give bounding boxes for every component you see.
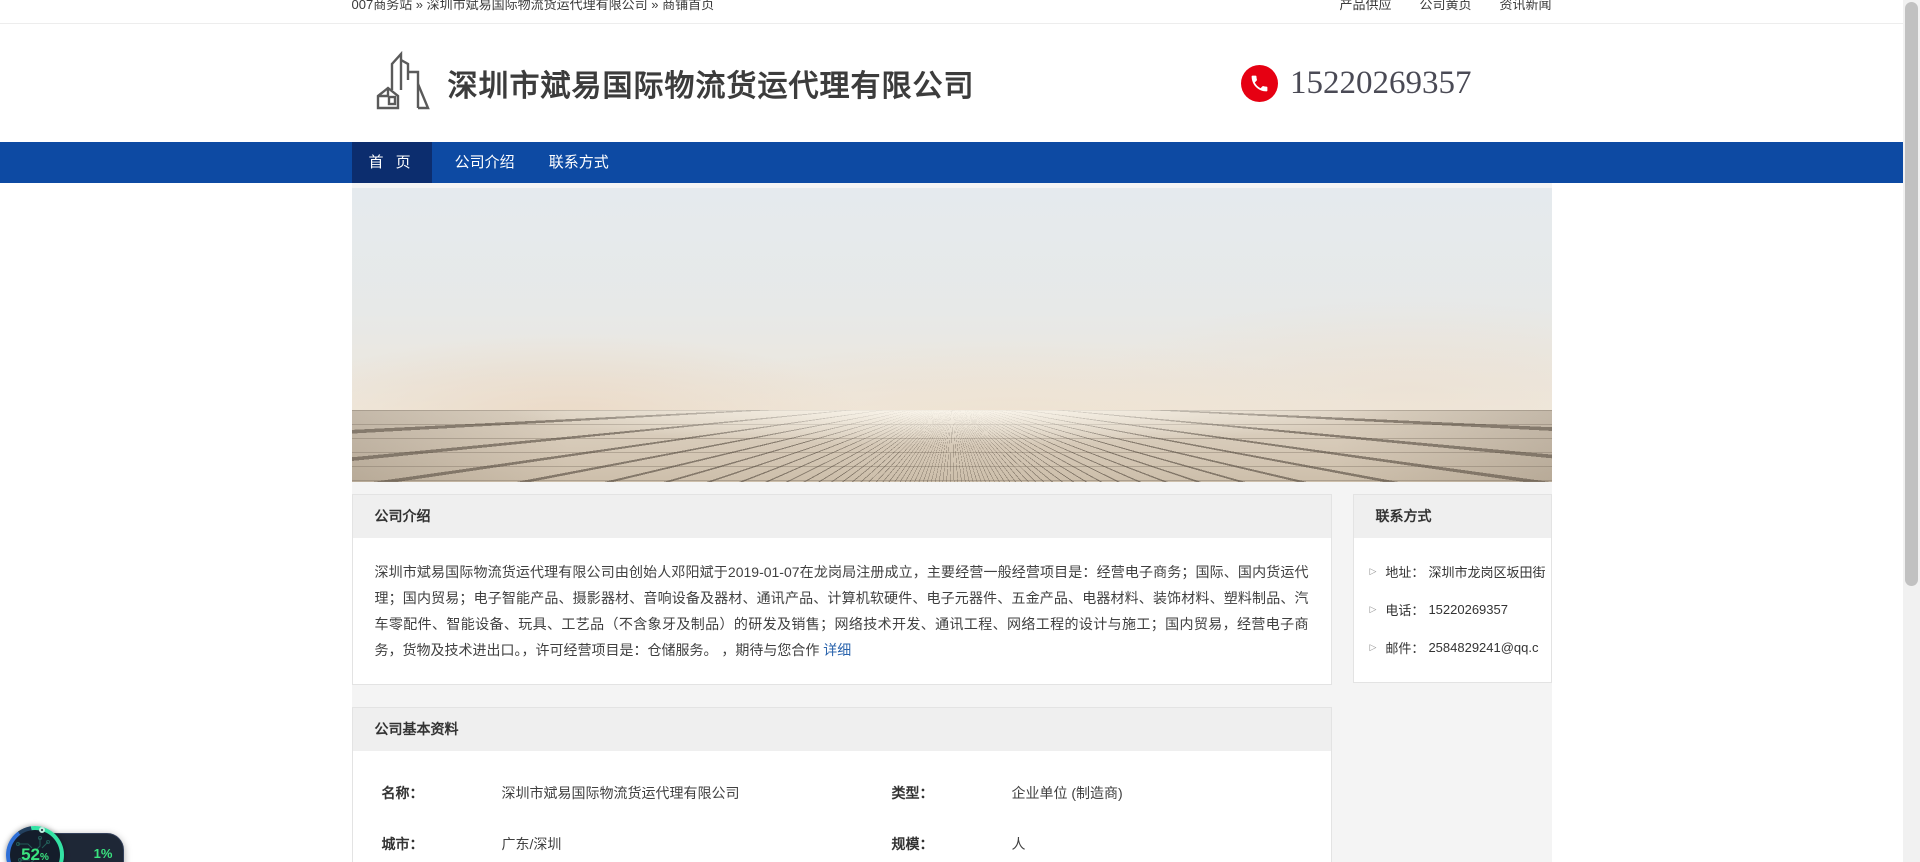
cpu-gauge-percent: 52% <box>21 845 49 862</box>
contact-item-email: ▷ 邮件： 2584829241@qq.c <box>1369 639 1539 656</box>
company-intro-text: 深圳市斌易国际物流货运代理有限公司由创始人邓阳斌于2019-01-07在龙岗局注… <box>353 538 1331 684</box>
triangle-bullet-icon: ▷ <box>1369 565 1377 576</box>
header-phone-number: 15220269357 <box>1290 64 1472 101</box>
top-link-news[interactable]: 资讯新闻 <box>1499 0 1551 13</box>
contact-box-title: 联系方式 <box>1353 495 1551 538</box>
top-link-products[interactable]: 产品供应 <box>1339 0 1391 13</box>
basic-info-box: 公司基本资料 名称： 深圳市斌易国际物流货运代理有限公司 类型： 企业单位 (制… <box>351 707 1332 862</box>
top-bar: 007商务站 » 深圳市斌易国际物流货运代理有限公司 » 商铺首页 产品供应 公… <box>0 0 1903 24</box>
main-nav: 首 页 公司介绍 联系方式 <box>0 142 1903 183</box>
breadcrumb[interactable]: 007商务站 » 深圳市斌易国际物流货运代理有限公司 » 商铺首页 <box>352 0 715 13</box>
basic-info-row: 城市： 广东/深圳 规模： 人 <box>381 836 1026 852</box>
gauge-marker-dot <box>39 827 45 833</box>
triangle-bullet-icon: ▷ <box>1369 603 1377 614</box>
banner-image <box>351 188 1552 482</box>
nav-item-contact[interactable]: 联系方式 <box>532 142 626 183</box>
cpu-gauge-icon: 52% <box>6 826 64 862</box>
cpu-monitor-widget[interactable]: 1% CPU负载 52% <box>6 826 136 862</box>
scrollbar-thumb[interactable] <box>1905 2 1918 586</box>
site-header: 深圳市斌易国际物流货运代理有限公司 15220269357 <box>0 24 1903 142</box>
banner-boardwalk <box>351 410 1552 482</box>
header-phone: 15220269357 <box>1241 64 1472 102</box>
phone-icon <box>1241 64 1278 102</box>
scrollbar-track[interactable] <box>1903 0 1920 862</box>
company-intro-box: 公司介绍 深圳市斌易国际物流货运代理有限公司由创始人邓阳斌于2019-01-07… <box>351 494 1332 685</box>
nav-item-company-intro[interactable]: 公司介绍 <box>438 142 532 183</box>
company-logo-buildings-icon <box>374 50 432 117</box>
top-link-yellowpages[interactable]: 公司黄页 <box>1419 0 1471 13</box>
top-links: 产品供应 公司黄页 资讯新闻 <box>1339 0 1551 13</box>
contact-item-phone: ▷ 电话： 15220269357 <box>1369 601 1508 618</box>
contact-item-address: ▷ 地址： 深圳市龙岗区坂田街 <box>1369 564 1546 580</box>
page: 007商务站 » 深圳市斌易国际物流货运代理有限公司 » 商铺首页 产品供应 公… <box>0 0 1903 862</box>
triangle-bullet-icon: ▷ <box>1369 641 1377 652</box>
cpu-load-value: 1% <box>93 846 113 861</box>
detail-link[interactable]: 详细 <box>823 642 851 658</box>
basic-info-title: 公司基本资料 <box>352 708 1331 751</box>
main-content: 公司介绍 深圳市斌易国际物流货运代理有限公司由创始人邓阳斌于2019-01-07… <box>351 183 1552 862</box>
company-intro-title: 公司介绍 <box>352 495 1331 538</box>
basic-info-row: 名称： 深圳市斌易国际物流货运代理有限公司 类型： 企业单位 (制造商) <box>381 785 1123 801</box>
company-name: 深圳市斌易国际物流货运代理有限公司 <box>447 70 975 103</box>
contact-box: 联系方式 ▷ 地址： 深圳市龙岗区坂田街 ▷ 电话： 15220269357 ▷… <box>1352 494 1552 683</box>
nav-item-home[interactable]: 首 页 <box>351 142 432 183</box>
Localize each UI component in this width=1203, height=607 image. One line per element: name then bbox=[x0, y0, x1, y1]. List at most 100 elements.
===============
TO BE DONE:
Output every line above as a numbered list, skipping blank lines and leaving out the picture.

OUTPUT FOR THIS TASK:
1. give bounding boxes for every component you see.
2. cpu-gauge-percent: 52% <box>21 845 49 862</box>
3. contact-item-email: ▷ 邮件： 2584829241@qq.c <box>1369 639 1539 656</box>
4. company-intro-text: 深圳市斌易国际物流货运代理有限公司由创始人邓阳斌于2019-01-07在龙岗局注… <box>353 538 1331 684</box>
5. triangle-bullet-icon: ▷ <box>1369 565 1377 576</box>
6. header-phone-number: 15220269357 <box>1290 64 1472 101</box>
7. top-link-news[interactable]: 资讯新闻 <box>1499 0 1551 13</box>
8. contact-box-title: 联系方式 <box>1353 495 1551 538</box>
9. top-link-products[interactable]: 产品供应 <box>1339 0 1391 13</box>
10. basic-info-box: 公司基本资料 名称： 深圳市斌易国际物流货运代理有限公司 类型： 企业单位 (制… <box>351 707 1332 862</box>
11. top-bar: 007商务站 » 深圳市斌易国际物流货运代理有限公司 » 商铺首页 产品供应 公… <box>0 0 1903 24</box>
12. main-nav: 首 页 公司介绍 联系方式 <box>0 142 1903 183</box>
13. breadcrumb[interactable]: 007商务站 » 深圳市斌易国际物流货运代理有限公司 » 商铺首页 <box>352 0 715 13</box>
14. basic-info-row: 城市： 广东/深圳 规模： 人 <box>381 836 1026 852</box>
15. gauge-marker-dot <box>39 827 45 833</box>
16. triangle-bullet-icon: ▷ <box>1369 603 1377 614</box>
17. banner-image <box>351 188 1552 482</box>
18. nav-item-contact[interactable]: 联系方式 <box>532 142 626 183</box>
19. cpu-gauge-icon: 52% <box>6 826 64 862</box>
20. cpu-monitor-widget[interactable]: 1% CPU负载 52% <box>6 826 136 862</box>
21. scrollbar-thumb[interactable] <box>1905 2 1918 586</box>
22. site-header: 深圳市斌易国际物流货运代理有限公司 15220269357 <box>0 24 1903 142</box>
23. banner-boardwalk <box>351 410 1552 482</box>
24. header-phone: 15220269357 <box>1241 64 1472 102</box>
25. phone-icon <box>1241 64 1278 102</box>
26. scrollbar-track[interactable] <box>1903 0 1920 862</box>
27. company-intro-box: 公司介绍 深圳市斌易国际物流货运代理有限公司由创始人邓阳斌于2019-01-07… <box>351 494 1332 685</box>
28. nav-item-company-intro[interactable]: 公司介绍 <box>438 142 532 183</box>
29. company-logo-buildings-icon <box>374 50 432 117</box>
30. top-link-yellowpages[interactable]: 公司黄页 <box>1419 0 1471 13</box>
31. top-links: 产品供应 公司黄页 资讯新闻 <box>1339 0 1551 13</box>
32. contact-item-phone: ▷ 电话： 15220269357 <box>1369 601 1508 618</box>
33. contact-item-address: ▷ 地址： 深圳市龙岗区坂田街 <box>1369 564 1546 580</box>
34. page: 007商务站 » 深圳市斌易国际物流货运代理有限公司 » 商铺首页 产品供应 公… <box>0 0 1903 862</box>
35. triangle-bullet-icon: ▷ <box>1369 641 1377 652</box>
36. cpu-load-value: 1% <box>93 846 113 861</box>
37. detail-link[interactable]: 详细 <box>823 642 851 658</box>
38. basic-info-title: 公司基本资料 <box>352 708 1331 751</box>
39. main-content: 公司介绍 深圳市斌易国际物流货运代理有限公司由创始人邓阳斌于2019-01-07… <box>351 183 1552 862</box>
40. company-intro-title: 公司介绍 <box>352 495 1331 538</box>
41. basic-info-row: 名称： 深圳市斌易国际物流货运代理有限公司 类型： 企业单位 (制造商) <box>381 785 1123 801</box>
42. company-name: 深圳市斌易国际物流货运代理有限公司 <box>447 70 975 103</box>
43. contact-box: 联系方式 ▷ 地址： 深圳市龙岗区坂田街 ▷ 电话： 15220269357 ▷… <box>1352 494 1552 683</box>
44. nav-item-home[interactable]: 首 页 <box>351 142 432 183</box>
45. Localize each UI component in this width=1203, height=607 image. One line per element: name then bbox=[x0, y0, x1, y1]. List at most 100 elements.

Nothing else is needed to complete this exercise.